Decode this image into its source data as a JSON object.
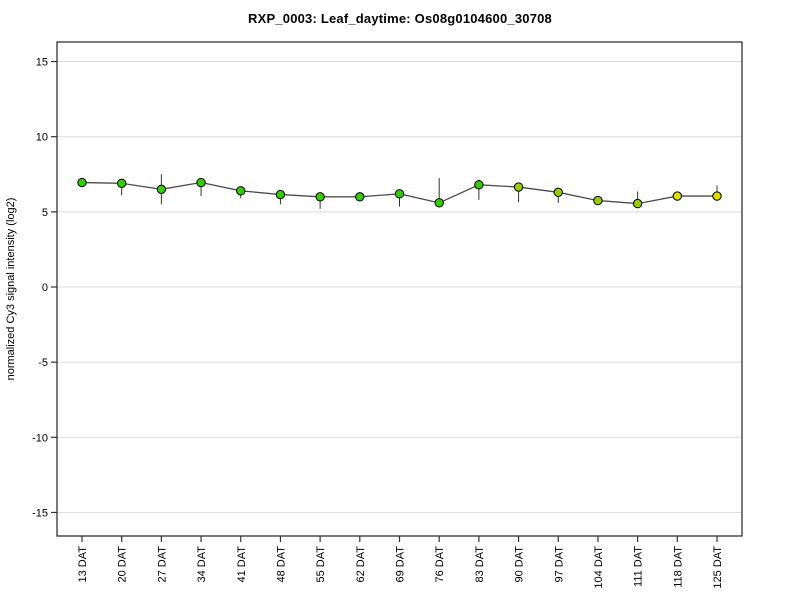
{
  "page": {
    "background": "#ffffff"
  },
  "chart_data": {
    "type": "line",
    "title": "RXP_0003: Leaf_daytime: Os08g0104600_30708",
    "ylabel": "normalized Cy3 signal intensity (log2)",
    "xlabel": "",
    "legend": "none",
    "grid": "horizontal-only",
    "categories": [
      "13 DAT",
      "20 DAT",
      "27 DAT",
      "34 DAT",
      "41 DAT",
      "48 DAT",
      "55 DAT",
      "62 DAT",
      "69 DAT",
      "76 DAT",
      "83 DAT",
      "90 DAT",
      "97 DAT",
      "104 DAT",
      "111 DAT",
      "118 DAT",
      "125 DAT"
    ],
    "yticks": [
      15,
      10,
      5,
      0,
      -5,
      -10,
      -15
    ],
    "ylim": [
      -16.5,
      16.5
    ],
    "series": [
      {
        "name": "normalized Cy3 signal intensity",
        "values": [
          6.95,
          6.9,
          6.5,
          6.95,
          6.4,
          6.15,
          6.0,
          6.0,
          6.2,
          5.6,
          6.8,
          6.65,
          6.3,
          5.75,
          5.55,
          6.05,
          6.05
        ],
        "err_up": [
          0.1,
          0.2,
          1.0,
          0.2,
          0.2,
          0.15,
          0.15,
          0.1,
          0.2,
          1.65,
          0.35,
          0.3,
          0.25,
          0.15,
          0.8,
          0.2,
          0.7
        ],
        "err_down": [
          0.1,
          0.8,
          1.0,
          0.9,
          0.5,
          0.65,
          0.8,
          0.1,
          0.85,
          0.3,
          1.0,
          1.0,
          0.7,
          0.3,
          0.3,
          0.2,
          0.15
        ],
        "point_colors": [
          "#33CC00",
          "#33CC00",
          "#33CC00",
          "#33CC00",
          "#33CC00",
          "#33CC00",
          "#33CC00",
          "#33CC00",
          "#33CC00",
          "#33CC00",
          "#33CC00",
          "#99CC00",
          "#99CC00",
          "#99CC00",
          "#99CC00",
          "#DDDD00",
          "#DDDD00"
        ]
      }
    ],
    "colors": {
      "line": "#4d4d4d",
      "error_bar": "#333333",
      "grid": "#dcdcdc",
      "frame": "#333333",
      "tick": "#333333",
      "marker_stroke": "#000000",
      "text": "#000000"
    }
  }
}
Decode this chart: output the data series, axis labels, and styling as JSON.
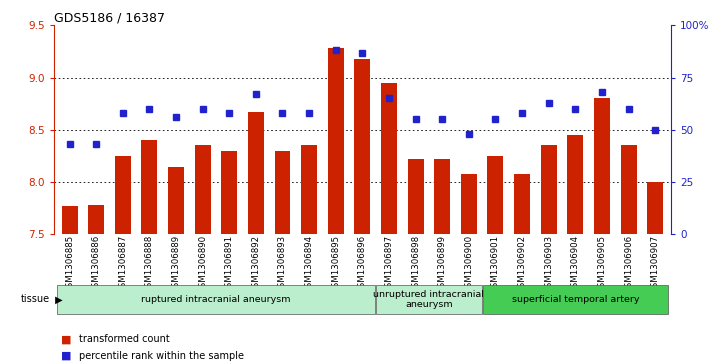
{
  "title": "GDS5186 / 16387",
  "samples": [
    "GSM1306885",
    "GSM1306886",
    "GSM1306887",
    "GSM1306888",
    "GSM1306889",
    "GSM1306890",
    "GSM1306891",
    "GSM1306892",
    "GSM1306893",
    "GSM1306894",
    "GSM1306895",
    "GSM1306896",
    "GSM1306897",
    "GSM1306898",
    "GSM1306899",
    "GSM1306900",
    "GSM1306901",
    "GSM1306902",
    "GSM1306903",
    "GSM1306904",
    "GSM1306905",
    "GSM1306906",
    "GSM1306907"
  ],
  "transformed_count": [
    7.77,
    7.78,
    8.25,
    8.4,
    8.14,
    8.35,
    8.3,
    8.67,
    8.3,
    8.35,
    9.28,
    9.18,
    8.95,
    8.22,
    8.22,
    8.08,
    8.25,
    8.08,
    8.35,
    8.45,
    8.8,
    8.35,
    8.0
  ],
  "percentile_rank": [
    43,
    43,
    58,
    60,
    56,
    60,
    58,
    67,
    58,
    58,
    88,
    87,
    65,
    55,
    55,
    48,
    55,
    58,
    63,
    60,
    68,
    60,
    50
  ],
  "bar_color": "#cc2200",
  "dot_color": "#2222cc",
  "ylim_left": [
    7.5,
    9.5
  ],
  "ylim_right": [
    0,
    100
  ],
  "yticks_left": [
    7.5,
    8.0,
    8.5,
    9.0,
    9.5
  ],
  "yticks_right": [
    0,
    25,
    50,
    75,
    100
  ],
  "ytick_labels_right": [
    "0",
    "25",
    "50",
    "75",
    "100%"
  ],
  "grid_values": [
    8.0,
    8.5,
    9.0
  ],
  "groups": [
    {
      "label": "ruptured intracranial aneurysm",
      "start": 0,
      "end": 11,
      "color": "#bbeecc"
    },
    {
      "label": "unruptured intracranial\naneurysm",
      "start": 12,
      "end": 15,
      "color": "#bbeecc"
    },
    {
      "label": "superficial temporal artery",
      "start": 16,
      "end": 22,
      "color": "#44cc55"
    }
  ],
  "tissue_label": "tissue",
  "legend_bar_label": "transformed count",
  "legend_dot_label": "percentile rank within the sample",
  "bg_color": "#ffffff",
  "tick_area_color": "#d8d8d8"
}
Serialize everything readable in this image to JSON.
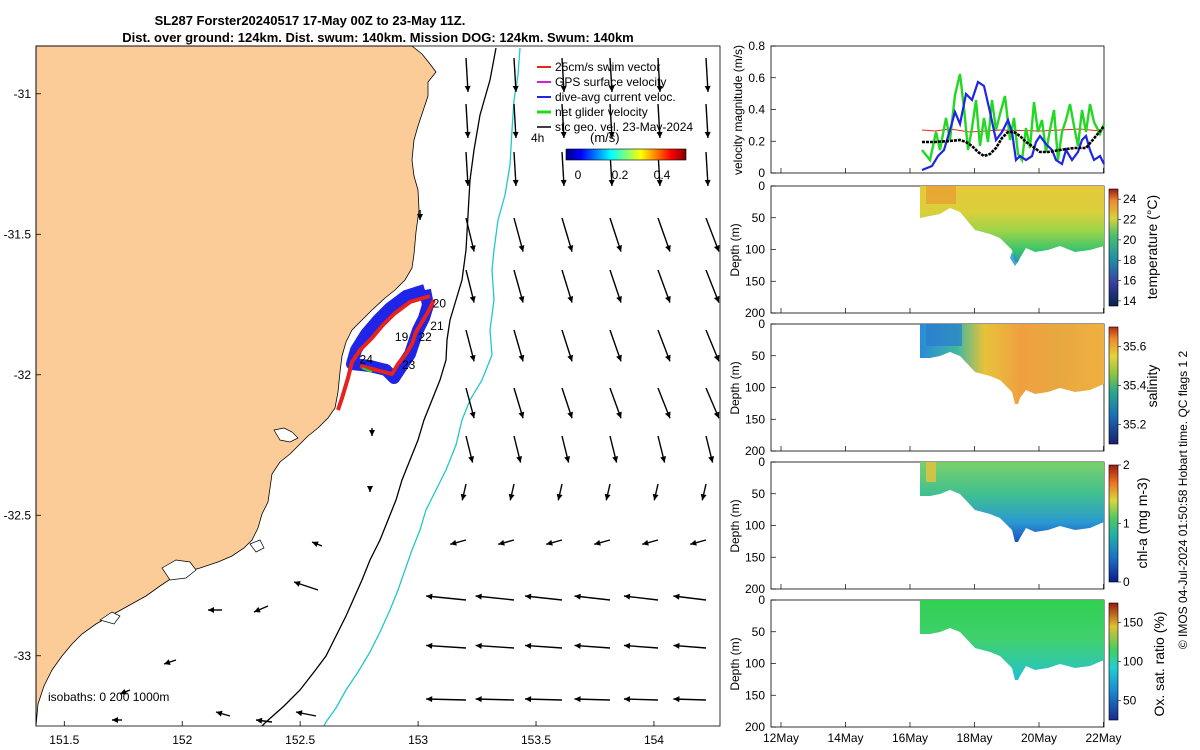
= = =
• [WRITTEN EXERCISE]
Copy every entry exactly as written. Pictures are excluded.

• [RESPONSE TO THIS TASK]
Decode this image into its source data as a JSON object.
{
  "page": {
    "background": "#ffffff"
  },
  "chart_data": {
    "type": "line",
    "title": "RXP_0003: Leaf_daytime: Os08g0104600_30708",
    "ylabel": "normalized Cy3 signal intensity (log2)",
    "xlabel": "",
    "legend": "none",
    "grid": "horizontal-only",
    "categories": [
      "13 DAT",
      "20 DAT",
      "27 DAT",
      "34 DAT",
      "41 DAT",
      "48 DAT",
      "55 DAT",
      "62 DAT",
      "69 DAT",
      "76 DAT",
      "83 DAT",
      "90 DAT",
      "97 DAT",
      "104 DAT",
      "111 DAT",
      "118 DAT",
      "125 DAT"
    ],
    "yticks": [
      15,
      10,
      5,
      0,
      -5,
      -10,
      -15
    ],
    "ylim": [
      -16.5,
      16.5
    ],
    "series": [
      {
        "name": "normalized Cy3 signal intensity",
        "values": [
          6.95,
          6.9,
          6.5,
          6.95,
          6.4,
          6.15,
          6.0,
          6.0,
          6.2,
          5.6,
          6.8,
          6.65,
          6.3,
          5.75,
          5.55,
          6.05,
          6.05
        ],
        "err_up": [
          0.1,
          0.2,
          1.0,
          0.2,
          0.2,
          0.15,
          0.15,
          0.1,
          0.2,
          1.65,
          0.35,
          0.3,
          0.25,
          0.15,
          0.8,
          0.2,
          0.7
        ],
        "err_down": [
          0.1,
          0.8,
          1.0,
          0.9,
          0.5,
          0.65,
          0.8,
          0.1,
          0.85,
          0.3,
          1.0,
          1.0,
          0.7,
          0.3,
          0.3,
          0.2,
          0.15
        ],
        "point_colors": [
          "#33CC00",
          "#33CC00",
          "#33CC00",
          "#33CC00",
          "#33CC00",
          "#33CC00",
          "#33CC00",
          "#33CC00",
          "#33CC00",
          "#33CC00",
          "#33CC00",
          "#99CC00",
          "#99CC00",
          "#99CC00",
          "#99CC00",
          "#DDDD00",
          "#DDDD00"
        ]
      }
    ],
    "colors": {
      "line": "#4d4d4d",
      "error_bar": "#333333",
      "grid": "#dcdcdc",
      "frame": "#333333",
      "tick": "#333333",
      "marker_stroke": "#000000",
      "text": "#000000"
    }
  }
}
Decode this chart: output the data series, axis labels, and styling as JSON.
{
  "title": "GDS5186 / 16387",
  "samples": [
    "GSM1306885",
    "GSM1306886",
    "GSM1306887",
    "GSM1306888",
    "GSM1306889",
    "GSM1306890",
    "GSM1306891",
    "GSM1306892",
    "GSM1306893",
    "GSM1306894",
    "GSM1306895",
    "GSM1306896",
    "GSM1306897",
    "GSM1306898",
    "GSM1306899",
    "GSM1306900",
    "GSM1306901",
    "GSM1306902",
    "GSM1306903",
    "GSM1306904",
    "GSM1306905",
    "GSM1306906",
    "GSM1306907"
  ],
  "transformed_count": [
    7.77,
    7.78,
    8.25,
    8.4,
    8.14,
    8.35,
    8.3,
    8.67,
    8.3,
    8.35,
    9.28,
    9.18,
    8.95,
    8.22,
    8.22,
    8.08,
    8.25,
    8.08,
    8.35,
    8.45,
    8.8,
    8.35,
    8.0
  ],
  "percentile_rank": [
    43,
    43,
    58,
    60,
    56,
    60,
    58,
    67,
    58,
    58,
    88,
    87,
    65,
    55,
    55,
    48,
    55,
    58,
    63,
    60,
    68,
    60,
    50
  ],
  "bar_color": "#cc2200",
  "dot_color": "#2222cc",
  "ylim_left": [
    7.5,
    9.5
  ],
  "ylim_right": [
    0,
    100
  ],
  "yticks_left": [
    7.5,
    8.0,
    8.5,
    9.0,
    9.5
  ],
  "yticks_right": [
    0,
    25,
    50,
    75,
    100
  ],
  "ytick_labels_right": [
    "0",
    "25",
    "50",
    "75",
    "100%"
  ],
  "grid_values": [
    8.0,
    8.5,
    9.0
  ],
  "groups": [
    {
      "label": "ruptured intracranial aneurysm",
      "start": 0,
      "end": 11,
      "color": "#bbeecc"
    },
    {
      "label": "unruptured intracranial\naneurysm",
      "start": 12,
      "end": 15,
      "color": "#bbeecc"
    },
    {
      "label": "superficial temporal artery",
      "start": 16,
      "end": 22,
      "color": "#44cc55"
    }
  ],
  "tissue_label": "tissue",
  "legend_bar_label": "transformed count",
  "legend_dot_label": "percentile rank within the sample",
  "bg_color": "#ffffff",
  "tick_area_color": "#d8d8d8"
}
Serialize everything readable in this image to JSON.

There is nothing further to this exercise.